--- Begin ---
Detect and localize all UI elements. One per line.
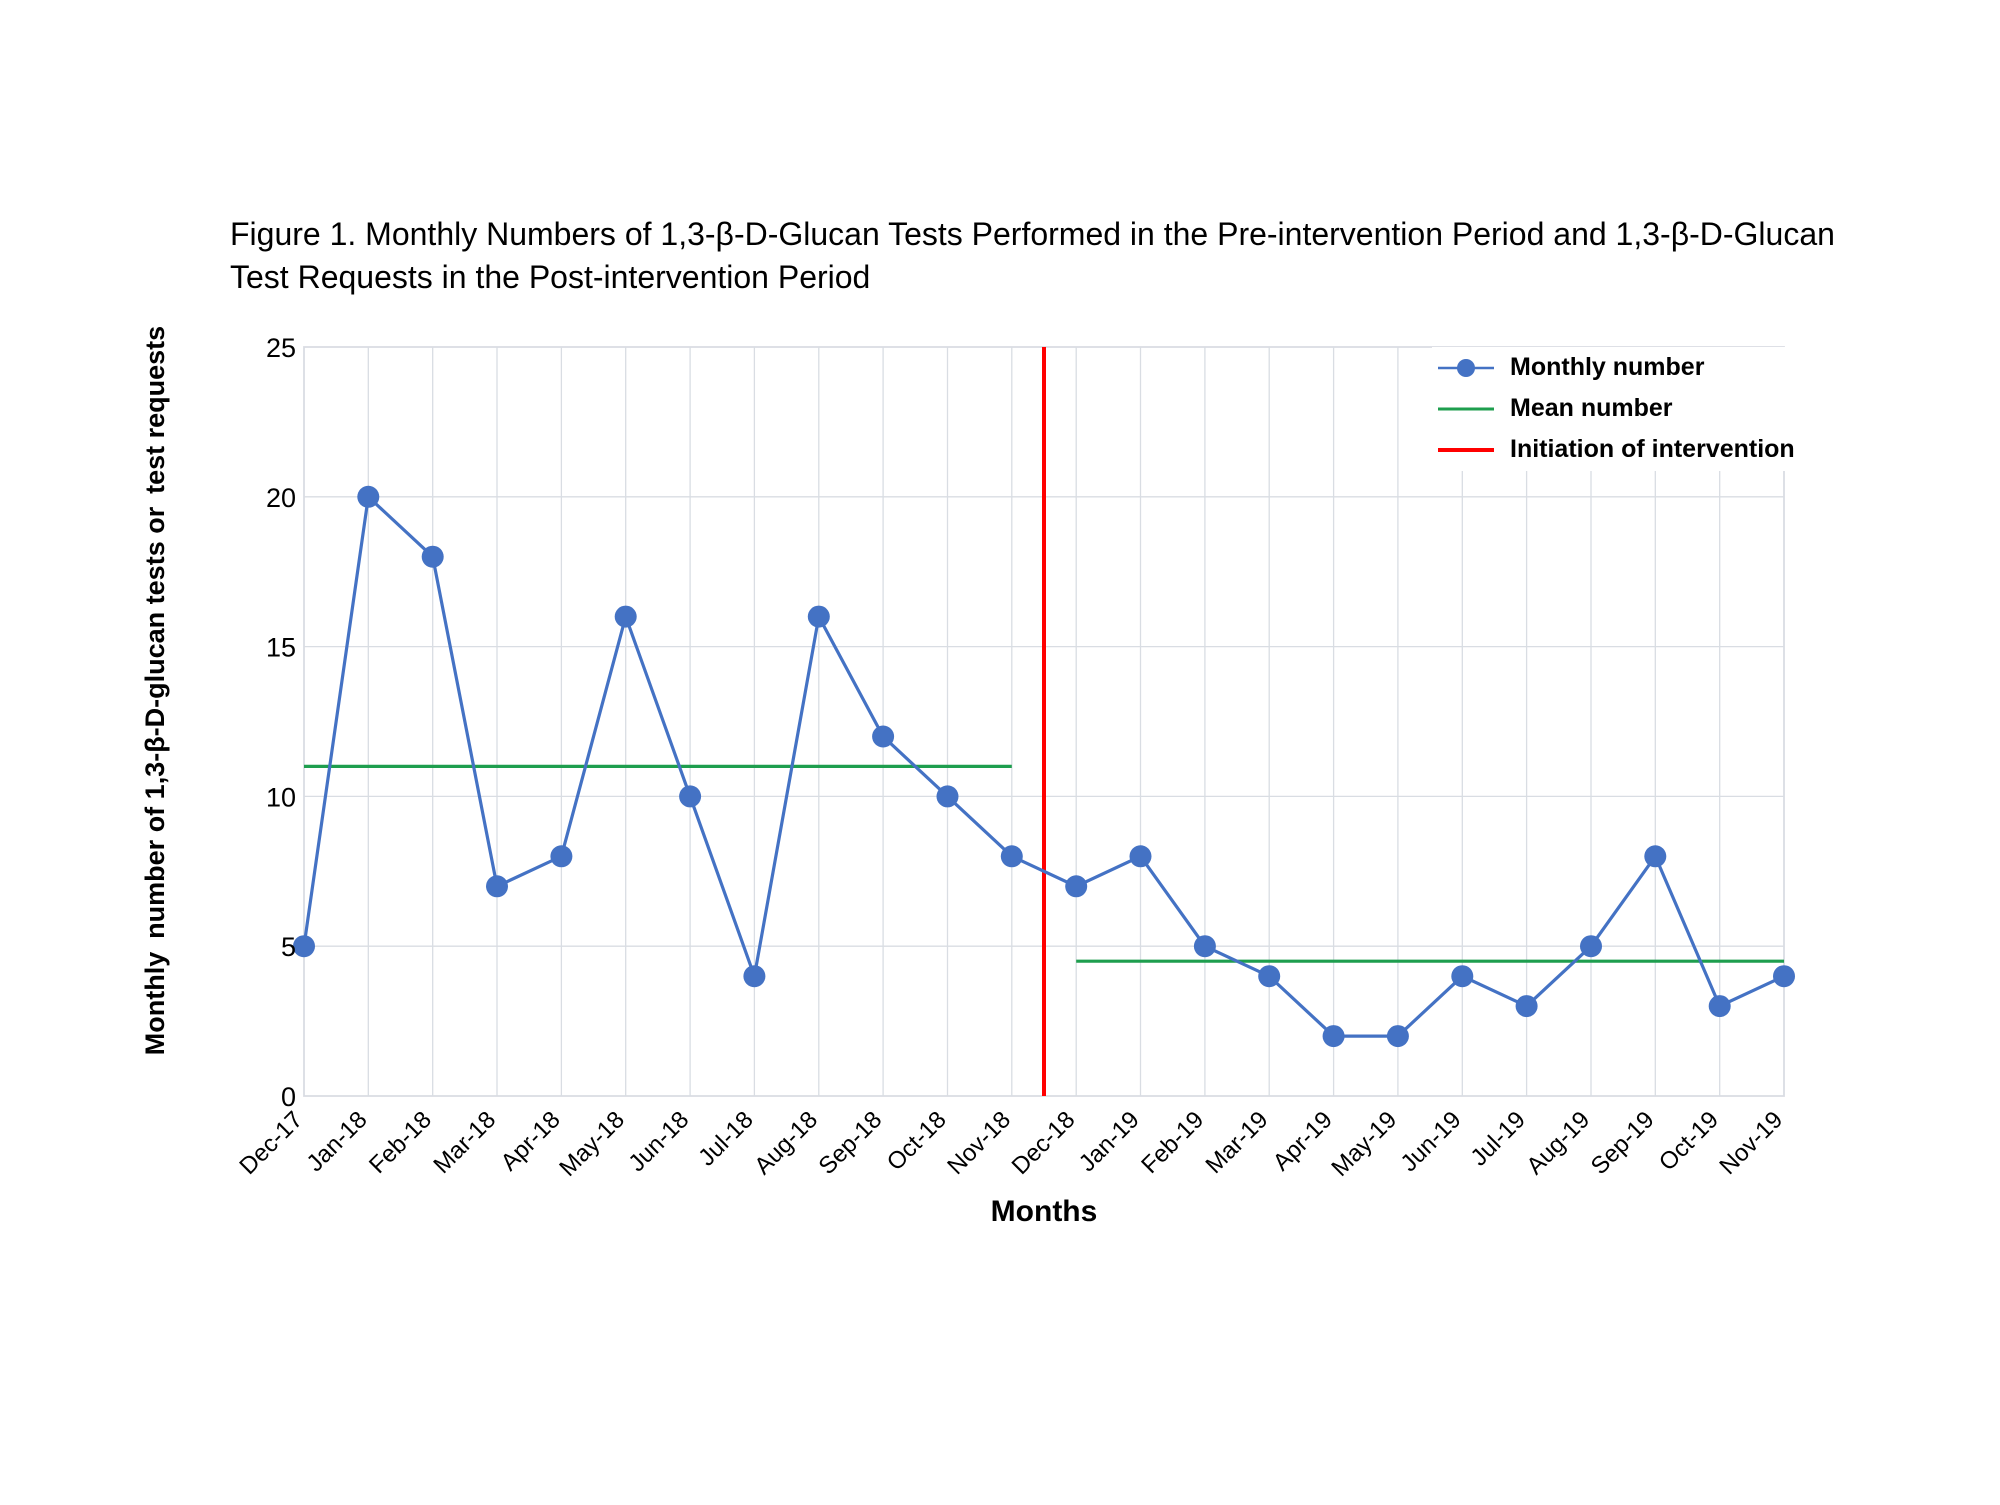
svg-text:5: 5 [281, 932, 296, 962]
svg-text:May-19: May-19 [1326, 1106, 1402, 1182]
svg-text:Dec-18: Dec-18 [1007, 1106, 1081, 1180]
svg-text:Apr-18: Apr-18 [496, 1106, 566, 1176]
svg-text:Oct-19: Oct-19 [1654, 1106, 1724, 1176]
svg-text:Jan-18: Jan-18 [302, 1106, 373, 1177]
svg-text:Sep-19: Sep-19 [1586, 1106, 1660, 1180]
svg-text:Jan-19: Jan-19 [1074, 1106, 1145, 1177]
svg-text:20: 20 [266, 483, 296, 513]
svg-text:Jun-19: Jun-19 [1396, 1106, 1467, 1177]
svg-text:Sep-18: Sep-18 [814, 1106, 888, 1180]
svg-text:Aug-19: Aug-19 [1521, 1106, 1595, 1180]
svg-text:Jun-18: Jun-18 [623, 1106, 694, 1177]
svg-text:25: 25 [266, 333, 296, 363]
svg-text:Feb-19: Feb-19 [1136, 1106, 1209, 1179]
svg-text:May-18: May-18 [554, 1106, 630, 1182]
svg-text:Aug-18: Aug-18 [749, 1106, 823, 1180]
svg-text:Feb-18: Feb-18 [364, 1106, 437, 1179]
svg-text:Nov-19: Nov-19 [1714, 1106, 1788, 1180]
svg-text:Apr-19: Apr-19 [1268, 1106, 1338, 1176]
svg-text:Oct-18: Oct-18 [882, 1106, 952, 1176]
svg-text:Dec-17: Dec-17 [234, 1106, 308, 1180]
svg-text:10: 10 [266, 782, 296, 812]
svg-text:Mar-18: Mar-18 [428, 1106, 501, 1179]
svg-text:Mar-19: Mar-19 [1201, 1106, 1274, 1179]
svg-text:15: 15 [266, 633, 296, 663]
svg-text:Nov-18: Nov-18 [942, 1106, 1016, 1180]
--- End ---
#### [Directions]
Rewrite the records above with every instance of "svg-text" replaced by "chart-label" and nothing else altered. Leave the picture out of your answer.

#### [Task result]
Detect and localize all UI elements. One per line.
chart-label:5: 5 [281, 932, 296, 962]
chart-label:May-19: May-19 [1326, 1106, 1402, 1182]
chart-label:Dec-18: Dec-18 [1007, 1106, 1081, 1180]
chart-label:Apr-18: Apr-18 [496, 1106, 566, 1176]
chart-label:Oct-19: Oct-19 [1654, 1106, 1724, 1176]
chart-label:Jan-18: Jan-18 [302, 1106, 373, 1177]
chart-label:Sep-19: Sep-19 [1586, 1106, 1660, 1180]
chart-label:Jan-19: Jan-19 [1074, 1106, 1145, 1177]
chart-label:20: 20 [266, 483, 296, 513]
chart-label:Jun-19: Jun-19 [1396, 1106, 1467, 1177]
chart-label:Sep-18: Sep-18 [814, 1106, 888, 1180]
chart-label:Aug-19: Aug-19 [1521, 1106, 1595, 1180]
chart-label:Jun-18: Jun-18 [623, 1106, 694, 1177]
chart-label:25: 25 [266, 333, 296, 363]
chart-label:Feb-19: Feb-19 [1136, 1106, 1209, 1179]
chart-label:May-18: May-18 [554, 1106, 630, 1182]
chart-label:Aug-18: Aug-18 [749, 1106, 823, 1180]
chart-label:Feb-18: Feb-18 [364, 1106, 437, 1179]
chart-label:Nov-19: Nov-19 [1714, 1106, 1788, 1180]
chart-label:Apr-19: Apr-19 [1268, 1106, 1338, 1176]
chart-label:Oct-18: Oct-18 [882, 1106, 952, 1176]
chart-label:Dec-17: Dec-17 [234, 1106, 308, 1180]
chart-label:10: 10 [266, 782, 296, 812]
chart-label:Mar-18: Mar-18 [428, 1106, 501, 1179]
chart-label:Mar-19: Mar-19 [1201, 1106, 1274, 1179]
chart-label:15: 15 [266, 633, 296, 663]
chart-label:Nov-18: Nov-18 [942, 1106, 1016, 1180]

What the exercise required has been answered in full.